▸ PROVIDED RECORDS
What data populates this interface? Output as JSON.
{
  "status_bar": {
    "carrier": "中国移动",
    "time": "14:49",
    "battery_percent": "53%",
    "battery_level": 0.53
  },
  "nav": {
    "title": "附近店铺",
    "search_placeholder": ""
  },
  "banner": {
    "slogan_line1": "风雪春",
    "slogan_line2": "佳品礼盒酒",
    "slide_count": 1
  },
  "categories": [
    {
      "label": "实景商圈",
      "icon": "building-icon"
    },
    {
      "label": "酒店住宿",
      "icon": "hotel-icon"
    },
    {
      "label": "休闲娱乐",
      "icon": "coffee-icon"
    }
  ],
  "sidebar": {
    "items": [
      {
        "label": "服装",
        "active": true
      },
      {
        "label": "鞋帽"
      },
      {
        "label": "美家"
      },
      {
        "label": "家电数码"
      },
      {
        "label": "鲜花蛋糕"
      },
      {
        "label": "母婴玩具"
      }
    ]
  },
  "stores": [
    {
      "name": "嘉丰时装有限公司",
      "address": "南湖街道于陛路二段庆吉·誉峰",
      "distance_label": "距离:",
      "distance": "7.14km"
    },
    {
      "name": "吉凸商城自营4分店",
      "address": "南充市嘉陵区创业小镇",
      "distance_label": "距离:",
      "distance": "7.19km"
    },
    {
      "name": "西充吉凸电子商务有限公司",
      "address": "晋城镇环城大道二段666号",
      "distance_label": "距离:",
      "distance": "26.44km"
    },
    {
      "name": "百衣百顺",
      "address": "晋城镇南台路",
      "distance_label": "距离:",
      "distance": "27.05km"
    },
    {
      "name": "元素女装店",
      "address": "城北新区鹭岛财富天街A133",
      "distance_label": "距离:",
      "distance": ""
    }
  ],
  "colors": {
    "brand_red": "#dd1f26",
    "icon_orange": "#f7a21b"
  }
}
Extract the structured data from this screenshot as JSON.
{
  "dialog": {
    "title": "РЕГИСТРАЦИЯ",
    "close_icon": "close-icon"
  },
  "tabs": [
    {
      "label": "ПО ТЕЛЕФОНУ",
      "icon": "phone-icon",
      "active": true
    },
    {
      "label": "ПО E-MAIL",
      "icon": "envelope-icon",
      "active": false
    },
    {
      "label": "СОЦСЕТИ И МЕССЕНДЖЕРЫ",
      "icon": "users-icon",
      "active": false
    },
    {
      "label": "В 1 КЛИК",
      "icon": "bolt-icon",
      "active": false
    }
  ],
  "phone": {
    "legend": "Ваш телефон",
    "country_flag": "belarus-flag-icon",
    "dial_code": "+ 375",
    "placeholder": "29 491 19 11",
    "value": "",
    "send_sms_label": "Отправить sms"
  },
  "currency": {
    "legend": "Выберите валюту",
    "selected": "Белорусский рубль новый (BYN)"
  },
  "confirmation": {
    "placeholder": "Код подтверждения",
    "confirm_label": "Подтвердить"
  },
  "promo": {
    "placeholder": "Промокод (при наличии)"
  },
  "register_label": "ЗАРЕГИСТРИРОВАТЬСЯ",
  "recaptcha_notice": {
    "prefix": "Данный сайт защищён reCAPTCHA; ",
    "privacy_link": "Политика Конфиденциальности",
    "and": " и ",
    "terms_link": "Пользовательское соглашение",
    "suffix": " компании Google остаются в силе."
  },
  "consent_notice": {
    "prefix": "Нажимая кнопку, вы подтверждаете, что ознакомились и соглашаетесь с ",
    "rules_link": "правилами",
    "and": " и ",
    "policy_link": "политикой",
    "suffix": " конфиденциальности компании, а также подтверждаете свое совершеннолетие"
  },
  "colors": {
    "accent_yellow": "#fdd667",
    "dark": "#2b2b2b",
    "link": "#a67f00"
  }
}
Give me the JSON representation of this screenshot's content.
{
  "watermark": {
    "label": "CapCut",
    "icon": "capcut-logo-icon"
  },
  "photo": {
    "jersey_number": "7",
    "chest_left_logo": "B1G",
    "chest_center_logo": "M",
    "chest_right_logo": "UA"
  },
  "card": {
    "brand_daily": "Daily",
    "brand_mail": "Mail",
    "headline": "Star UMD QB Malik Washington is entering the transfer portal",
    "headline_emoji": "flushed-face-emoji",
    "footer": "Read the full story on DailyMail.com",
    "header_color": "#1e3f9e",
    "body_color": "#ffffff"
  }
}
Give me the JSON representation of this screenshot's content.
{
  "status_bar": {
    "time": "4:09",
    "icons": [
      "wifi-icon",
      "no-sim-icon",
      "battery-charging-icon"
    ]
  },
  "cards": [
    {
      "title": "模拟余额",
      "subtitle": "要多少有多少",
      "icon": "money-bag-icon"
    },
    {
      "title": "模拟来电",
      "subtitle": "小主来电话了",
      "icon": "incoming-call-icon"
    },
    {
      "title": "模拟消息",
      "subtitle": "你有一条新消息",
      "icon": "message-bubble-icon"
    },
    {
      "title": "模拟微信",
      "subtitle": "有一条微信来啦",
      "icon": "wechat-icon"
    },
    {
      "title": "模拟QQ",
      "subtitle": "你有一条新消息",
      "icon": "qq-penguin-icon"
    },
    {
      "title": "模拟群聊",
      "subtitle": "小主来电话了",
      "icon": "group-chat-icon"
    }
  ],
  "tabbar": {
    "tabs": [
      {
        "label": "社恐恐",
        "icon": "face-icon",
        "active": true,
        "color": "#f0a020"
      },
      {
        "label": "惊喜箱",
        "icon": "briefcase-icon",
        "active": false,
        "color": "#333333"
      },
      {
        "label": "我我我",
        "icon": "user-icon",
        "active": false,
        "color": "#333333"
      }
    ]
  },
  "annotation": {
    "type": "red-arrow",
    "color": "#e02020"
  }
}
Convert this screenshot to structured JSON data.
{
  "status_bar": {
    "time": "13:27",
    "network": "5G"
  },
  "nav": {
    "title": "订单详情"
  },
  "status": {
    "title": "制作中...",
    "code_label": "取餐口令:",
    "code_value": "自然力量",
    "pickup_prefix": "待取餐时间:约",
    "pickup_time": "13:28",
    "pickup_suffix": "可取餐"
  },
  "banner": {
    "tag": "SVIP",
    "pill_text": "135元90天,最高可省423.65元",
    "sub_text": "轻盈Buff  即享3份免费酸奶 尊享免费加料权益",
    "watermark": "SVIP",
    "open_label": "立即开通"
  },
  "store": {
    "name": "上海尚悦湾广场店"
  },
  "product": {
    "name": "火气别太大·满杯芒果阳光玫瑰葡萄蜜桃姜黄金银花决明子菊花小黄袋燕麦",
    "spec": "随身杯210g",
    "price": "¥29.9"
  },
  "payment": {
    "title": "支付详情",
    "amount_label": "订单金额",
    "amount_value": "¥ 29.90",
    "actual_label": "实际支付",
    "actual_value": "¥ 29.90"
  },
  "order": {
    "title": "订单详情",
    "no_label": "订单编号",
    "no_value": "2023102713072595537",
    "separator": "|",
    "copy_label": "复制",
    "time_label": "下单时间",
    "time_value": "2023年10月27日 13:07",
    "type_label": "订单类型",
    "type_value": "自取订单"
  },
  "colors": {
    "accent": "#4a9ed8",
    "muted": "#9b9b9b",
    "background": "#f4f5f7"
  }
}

▸ WHAT THE TASK REQUIRES
Repeat the material above in full, exactly as it stands.

▸ PROBLEM SOLUTION
What data populates this interface? Output as JSON.
{
  "status_bar": {
    "carrier": "中国移动",
    "time": "14:49",
    "battery_percent": "53%",
    "battery_level": 0.53
  },
  "nav": {
    "title": "附近店铺",
    "search_placeholder": ""
  },
  "banner": {
    "slogan_line1": "风雪春",
    "slogan_line2": "佳品礼盒酒",
    "slide_count": 1
  },
  "categories": [
    {
      "label": "实景商圈",
      "icon": "building-icon"
    },
    {
      "label": "酒店住宿",
      "icon": "hotel-icon"
    },
    {
      "label": "休闲娱乐",
      "icon": "coffee-icon"
    }
  ],
  "sidebar": {
    "items": [
      {
        "label": "服装",
        "active": true
      },
      {
        "label": "鞋帽"
      },
      {
        "label": "美家"
      },
      {
        "label": "家电数码"
      },
      {
        "label": "鲜花蛋糕"
      },
      {
        "label": "母婴玩具"
      }
    ]
  },
  "stores": [
    {
      "name": "嘉丰时装有限公司",
      "address": "南湖街道于陛路二段庆吉·誉峰",
      "distance_label": "距离:",
      "distance": "7.14km"
    },
    {
      "name": "吉凸商城自营4分店",
      "address": "南充市嘉陵区创业小镇",
      "distance_label": "距离:",
      "distance": "7.19km"
    },
    {
      "name": "西充吉凸电子商务有限公司",
      "address": "晋城镇环城大道二段666号",
      "distance_label": "距离:",
      "distance": "26.44km"
    },
    {
      "name": "百衣百顺",
      "address": "晋城镇南台路",
      "distance_label": "距离:",
      "distance": "27.05km"
    },
    {
      "name": "元素女装店",
      "address": "城北新区鹭岛财富天街A133",
      "distance_label": "距离:",
      "distance": ""
    }
  ],
  "colors": {
    "brand_red": "#dd1f26",
    "icon_orange": "#f7a21b"
  }
}
Extract the structured data from this screenshot as JSON.
{
  "dialog": {
    "title": "РЕГИСТРАЦИЯ",
    "close_icon": "close-icon"
  },
  "tabs": [
    {
      "label": "ПО ТЕЛЕФОНУ",
      "icon": "phone-icon",
      "active": true
    },
    {
      "label": "ПО E-MAIL",
      "icon": "envelope-icon",
      "active": false
    },
    {
      "label": "СОЦСЕТИ И МЕССЕНДЖЕРЫ",
      "icon": "users-icon",
      "active": false
    },
    {
      "label": "В 1 КЛИК",
      "icon": "bolt-icon",
      "active": false
    }
  ],
  "phone": {
    "legend": "Ваш телефон",
    "country_flag": "belarus-flag-icon",
    "dial_code": "+ 375",
    "placeholder": "29 491 19 11",
    "value": "",
    "send_sms_label": "Отправить sms"
  },
  "currency": {
    "legend": "Выберите валюту",
    "selected": "Белорусский рубль новый (BYN)"
  },
  "confirmation": {
    "placeholder": "Код подтверждения",
    "confirm_label": "Подтвердить"
  },
  "promo": {
    "placeholder": "Промокод (при наличии)"
  },
  "register_label": "ЗАРЕГИСТРИРОВАТЬСЯ",
  "recaptcha_notice": {
    "prefix": "Данный сайт защищён reCAPTCHA; ",
    "privacy_link": "Политика Конфиденциальности",
    "and": " и ",
    "terms_link": "Пользовательское соглашение",
    "suffix": " компании Google остаются в силе."
  },
  "consent_notice": {
    "prefix": "Нажимая кнопку, вы подтверждаете, что ознакомились и соглашаетесь с ",
    "rules_link": "правилами",
    "and": " и ",
    "policy_link": "политикой",
    "suffix": " конфиденциальности компании, а также подтверждаете свое совершеннолетие"
  },
  "colors": {
    "accent_yellow": "#fdd667",
    "dark": "#2b2b2b",
    "link": "#a67f00"
  }
}
Give me the JSON representation of this screenshot's content.
{
  "watermark": {
    "label": "CapCut",
    "icon": "capcut-logo-icon"
  },
  "photo": {
    "jersey_number": "7",
    "chest_left_logo": "B1G",
    "chest_center_logo": "M",
    "chest_right_logo": "UA"
  },
  "card": {
    "brand_daily": "Daily",
    "brand_mail": "Mail",
    "headline": "Star UMD QB Malik Washington is entering the transfer portal",
    "headline_emoji": "flushed-face-emoji",
    "footer": "Read the full story on DailyMail.com",
    "header_color": "#1e3f9e",
    "body_color": "#ffffff"
  }
}
Give me the JSON representation of this screenshot's content.
{
  "status_bar": {
    "time": "4:09",
    "icons": [
      "wifi-icon",
      "no-sim-icon",
      "battery-charging-icon"
    ]
  },
  "cards": [
    {
      "title": "模拟余额",
      "subtitle": "要多少有多少",
      "icon": "money-bag-icon"
    },
    {
      "title": "模拟来电",
      "subtitle": "小主来电话了",
      "icon": "incoming-call-icon"
    },
    {
      "title": "模拟消息",
      "subtitle": "你有一条新消息",
      "icon": "message-bubble-icon"
    },
    {
      "title": "模拟微信",
      "subtitle": "有一条微信来啦",
      "icon": "wechat-icon"
    },
    {
      "title": "模拟QQ",
      "subtitle": "你有一条新消息",
      "icon": "qq-penguin-icon"
    },
    {
      "title": "模拟群聊",
      "subtitle": "小主来电话了",
      "icon": "group-chat-icon"
    }
  ],
  "tabbar": {
    "tabs": [
      {
        "label": "社恐恐",
        "icon": "face-icon",
        "active": true,
        "color": "#f0a020"
      },
      {
        "label": "惊喜箱",
        "icon": "briefcase-icon",
        "active": false,
        "color": "#333333"
      },
      {
        "label": "我我我",
        "icon": "user-icon",
        "active": false,
        "color": "#333333"
      }
    ]
  },
  "annotation": {
    "type": "red-arrow",
    "color": "#e02020"
  }
}
Convert this screenshot to structured JSON data.
{
  "status_bar": {
    "time": "13:27",
    "network": "5G"
  },
  "nav": {
    "title": "订单详情"
  },
  "status": {
    "title": "制作中...",
    "code_label": "取餐口令:",
    "code_value": "自然力量",
    "pickup_prefix": "待取餐时间:约",
    "pickup_time": "13:28",
    "pickup_suffix": "可取餐"
  },
  "banner": {
    "tag": "SVIP",
    "pill_text": "135元90天,最高可省423.65元",
    "sub_text": "轻盈Buff  即享3份免费酸奶 尊享免费加料权益",
    "watermark": "SVIP",
    "open_label": "立即开通"
  },
  "store": {
    "name": "上海尚悦湾广场店"
  },
  "product": {
    "name": "火气别太大·满杯芒果阳光玫瑰葡萄蜜桃姜黄金银花决明子菊花小黄袋燕麦",
    "spec": "随身杯210g",
    "price": "¥29.9"
  },
  "payment": {
    "title": "支付详情",
    "amount_label": "订单金额",
    "amount_value": "¥ 29.90",
    "actual_label": "实际支付",
    "actual_value": "¥ 29.90"
  },
  "order": {
    "title": "订单详情",
    "no_label": "订单编号",
    "no_value": "2023102713072595537",
    "separator": "|",
    "copy_label": "复制",
    "time_label": "下单时间",
    "time_value": "2023年10月27日 13:07",
    "type_label": "订单类型",
    "type_value": "自取订单"
  },
  "colors": {
    "accent": "#4a9ed8",
    "muted": "#9b9b9b",
    "background": "#f4f5f7"
  }
}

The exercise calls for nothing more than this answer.